WHAT THIS TASK INVOLVES: Reproduce the entries word for word, and omit any picture you find in them.

DATASET EXCERPTS:
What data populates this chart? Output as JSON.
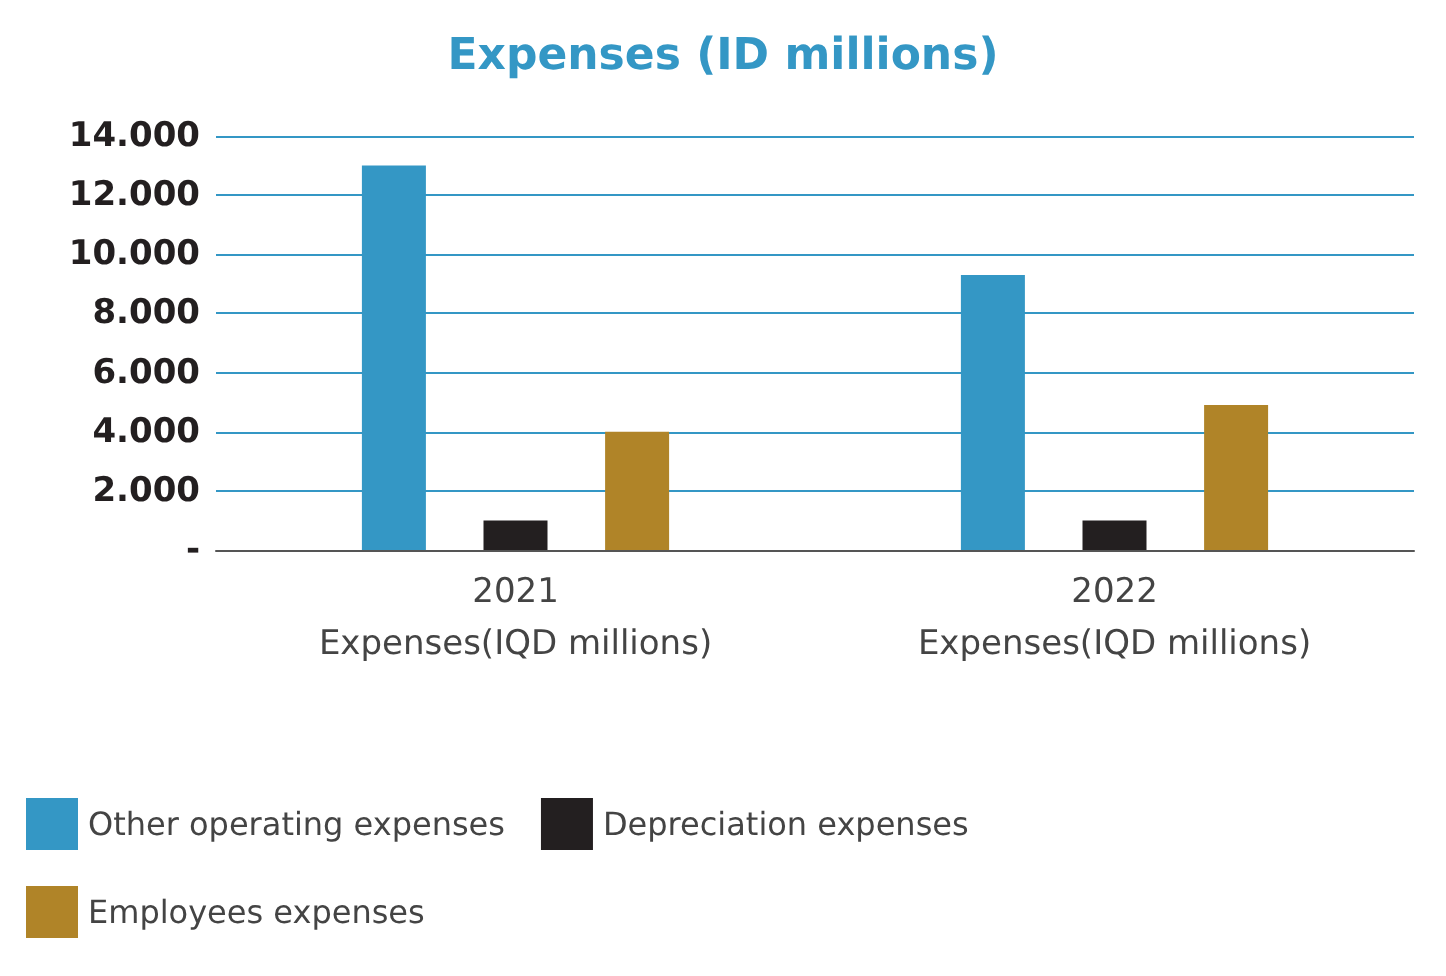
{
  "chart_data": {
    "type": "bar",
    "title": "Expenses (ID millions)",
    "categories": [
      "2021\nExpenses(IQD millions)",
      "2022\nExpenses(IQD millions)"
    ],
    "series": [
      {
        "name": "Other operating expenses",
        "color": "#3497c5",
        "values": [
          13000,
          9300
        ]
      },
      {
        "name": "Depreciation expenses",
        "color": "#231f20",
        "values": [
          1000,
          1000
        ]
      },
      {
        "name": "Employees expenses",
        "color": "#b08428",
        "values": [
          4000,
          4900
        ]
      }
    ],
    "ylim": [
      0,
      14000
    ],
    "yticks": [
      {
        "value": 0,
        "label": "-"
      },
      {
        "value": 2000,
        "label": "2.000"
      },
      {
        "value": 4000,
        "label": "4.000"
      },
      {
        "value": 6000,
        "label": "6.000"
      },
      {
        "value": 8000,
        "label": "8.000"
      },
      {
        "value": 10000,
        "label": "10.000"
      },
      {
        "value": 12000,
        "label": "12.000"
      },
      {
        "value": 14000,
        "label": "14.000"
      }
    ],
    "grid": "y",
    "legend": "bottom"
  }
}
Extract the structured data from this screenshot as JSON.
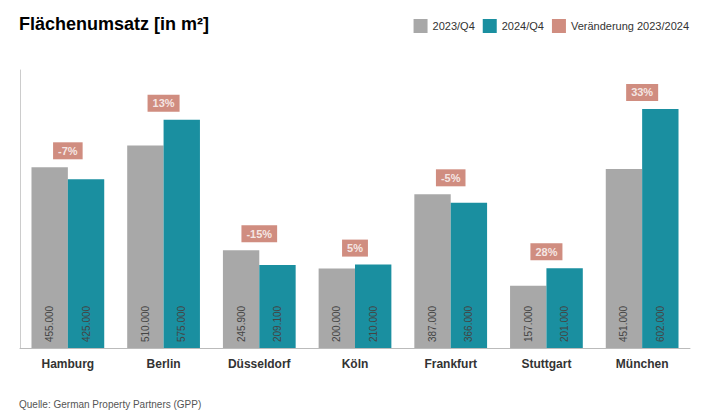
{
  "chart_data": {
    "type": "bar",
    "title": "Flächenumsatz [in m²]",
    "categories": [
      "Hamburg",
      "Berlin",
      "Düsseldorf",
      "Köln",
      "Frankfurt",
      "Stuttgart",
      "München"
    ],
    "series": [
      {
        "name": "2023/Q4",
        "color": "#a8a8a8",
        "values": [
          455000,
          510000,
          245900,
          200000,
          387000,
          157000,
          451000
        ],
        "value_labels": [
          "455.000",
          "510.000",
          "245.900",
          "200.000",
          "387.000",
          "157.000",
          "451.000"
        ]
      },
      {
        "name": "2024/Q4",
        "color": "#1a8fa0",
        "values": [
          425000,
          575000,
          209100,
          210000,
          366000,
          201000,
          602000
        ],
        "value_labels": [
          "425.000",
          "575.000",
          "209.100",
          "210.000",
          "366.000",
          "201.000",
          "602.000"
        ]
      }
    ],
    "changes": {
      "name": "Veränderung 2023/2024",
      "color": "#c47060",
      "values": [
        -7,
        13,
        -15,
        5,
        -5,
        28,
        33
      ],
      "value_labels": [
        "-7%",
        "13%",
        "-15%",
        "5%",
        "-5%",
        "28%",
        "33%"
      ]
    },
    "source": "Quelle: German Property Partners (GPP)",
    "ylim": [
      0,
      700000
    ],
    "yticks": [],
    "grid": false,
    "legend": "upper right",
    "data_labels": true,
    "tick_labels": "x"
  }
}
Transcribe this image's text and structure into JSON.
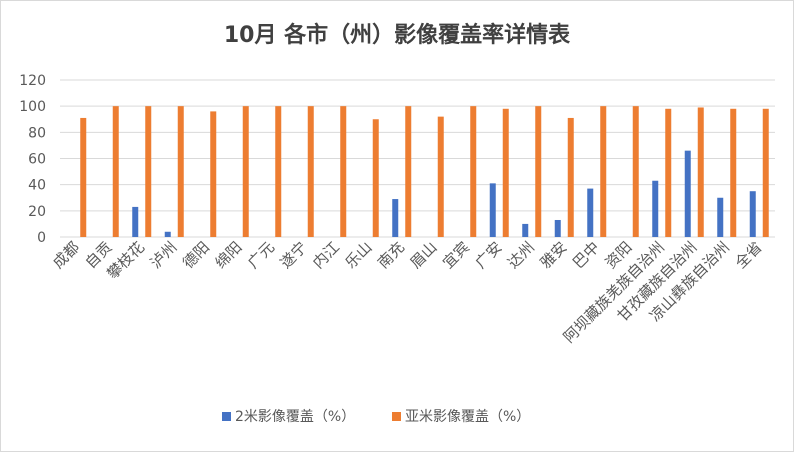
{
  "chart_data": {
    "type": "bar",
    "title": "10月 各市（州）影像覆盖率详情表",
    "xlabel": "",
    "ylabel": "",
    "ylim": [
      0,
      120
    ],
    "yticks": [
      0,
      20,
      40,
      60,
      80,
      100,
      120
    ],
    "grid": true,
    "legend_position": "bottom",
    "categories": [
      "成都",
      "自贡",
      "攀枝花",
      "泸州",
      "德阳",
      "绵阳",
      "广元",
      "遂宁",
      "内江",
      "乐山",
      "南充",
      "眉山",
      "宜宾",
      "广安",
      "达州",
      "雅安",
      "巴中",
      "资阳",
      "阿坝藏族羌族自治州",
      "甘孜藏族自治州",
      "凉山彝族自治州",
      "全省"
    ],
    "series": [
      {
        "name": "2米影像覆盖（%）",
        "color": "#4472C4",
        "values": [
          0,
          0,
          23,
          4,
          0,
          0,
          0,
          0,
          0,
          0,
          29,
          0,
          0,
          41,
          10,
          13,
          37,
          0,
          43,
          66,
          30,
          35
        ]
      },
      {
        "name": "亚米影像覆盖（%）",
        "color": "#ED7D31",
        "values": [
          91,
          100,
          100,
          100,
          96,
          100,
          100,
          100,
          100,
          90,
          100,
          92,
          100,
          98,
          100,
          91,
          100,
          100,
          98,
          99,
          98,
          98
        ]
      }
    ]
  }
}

FULL SOLUTION:
What data populates this chart? Output as JSON.
{
  "chart_data": {
    "type": "bar",
    "title": "Expenses (ID millions)",
    "categories": [
      "2021\nExpenses(IQD millions)",
      "2022\nExpenses(IQD millions)"
    ],
    "series": [
      {
        "name": "Other operating expenses",
        "color": "#3497c5",
        "values": [
          13000,
          9300
        ]
      },
      {
        "name": "Depreciation expenses",
        "color": "#231f20",
        "values": [
          1000,
          1000
        ]
      },
      {
        "name": "Employees expenses",
        "color": "#b08428",
        "values": [
          4000,
          4900
        ]
      }
    ],
    "ylim": [
      0,
      14000
    ],
    "yticks": [
      {
        "value": 0,
        "label": "-"
      },
      {
        "value": 2000,
        "label": "2.000"
      },
      {
        "value": 4000,
        "label": "4.000"
      },
      {
        "value": 6000,
        "label": "6.000"
      },
      {
        "value": 8000,
        "label": "8.000"
      },
      {
        "value": 10000,
        "label": "10.000"
      },
      {
        "value": 12000,
        "label": "12.000"
      },
      {
        "value": 14000,
        "label": "14.000"
      }
    ],
    "grid": "y",
    "legend": "bottom"
  }
}
Extract the structured data from this screenshot as JSON.
{
  "chart_data": {
    "type": "bar",
    "title": "Flächenumsatz [in m²]",
    "categories": [
      "Hamburg",
      "Berlin",
      "Düsseldorf",
      "Köln",
      "Frankfurt",
      "Stuttgart",
      "München"
    ],
    "series": [
      {
        "name": "2023/Q4",
        "color": "#a8a8a8",
        "values": [
          455000,
          510000,
          245900,
          200000,
          387000,
          157000,
          451000
        ],
        "value_labels": [
          "455.000",
          "510.000",
          "245.900",
          "200.000",
          "387.000",
          "157.000",
          "451.000"
        ]
      },
      {
        "name": "2024/Q4",
        "color": "#1a8fa0",
        "values": [
          425000,
          575000,
          209100,
          210000,
          366000,
          201000,
          602000
        ],
        "value_labels": [
          "425.000",
          "575.000",
          "209.100",
          "210.000",
          "366.000",
          "201.000",
          "602.000"
        ]
      }
    ],
    "changes": {
      "name": "Veränderung 2023/2024",
      "color": "#c47060",
      "values": [
        -7,
        13,
        -15,
        5,
        -5,
        28,
        33
      ],
      "value_labels": [
        "-7%",
        "13%",
        "-15%",
        "5%",
        "-5%",
        "28%",
        "33%"
      ]
    },
    "source": "Quelle: German Property Partners (GPP)",
    "ylim": [
      0,
      700000
    ],
    "yticks": [],
    "grid": false,
    "legend": "upper right",
    "data_labels": true,
    "tick_labels": "x"
  }
}
Transcribe this image's text and structure into JSON.
{
  "chart_data": {
    "type": "bar",
    "title": "10月 各市（州）影像覆盖率详情表",
    "xlabel": "",
    "ylabel": "",
    "ylim": [
      0,
      120
    ],
    "yticks": [
      0,
      20,
      40,
      60,
      80,
      100,
      120
    ],
    "grid": true,
    "legend_position": "bottom",
    "categories": [
      "成都",
      "自贡",
      "攀枝花",
      "泸州",
      "德阳",
      "绵阳",
      "广元",
      "遂宁",
      "内江",
      "乐山",
      "南充",
      "眉山",
      "宜宾",
      "广安",
      "达州",
      "雅安",
      "巴中",
      "资阳",
      "阿坝藏族羌族自治州",
      "甘孜藏族自治州",
      "凉山彝族自治州",
      "全省"
    ],
    "series": [
      {
        "name": "2米影像覆盖（%）",
        "color": "#4472C4",
        "values": [
          0,
          0,
          23,
          4,
          0,
          0,
          0,
          0,
          0,
          0,
          29,
          0,
          0,
          41,
          10,
          13,
          37,
          0,
          43,
          66,
          30,
          35
        ]
      },
      {
        "name": "亚米影像覆盖（%）",
        "color": "#ED7D31",
        "values": [
          91,
          100,
          100,
          100,
          96,
          100,
          100,
          100,
          100,
          90,
          100,
          92,
          100,
          98,
          100,
          91,
          100,
          100,
          98,
          99,
          98,
          98
        ]
      }
    ]
  }
}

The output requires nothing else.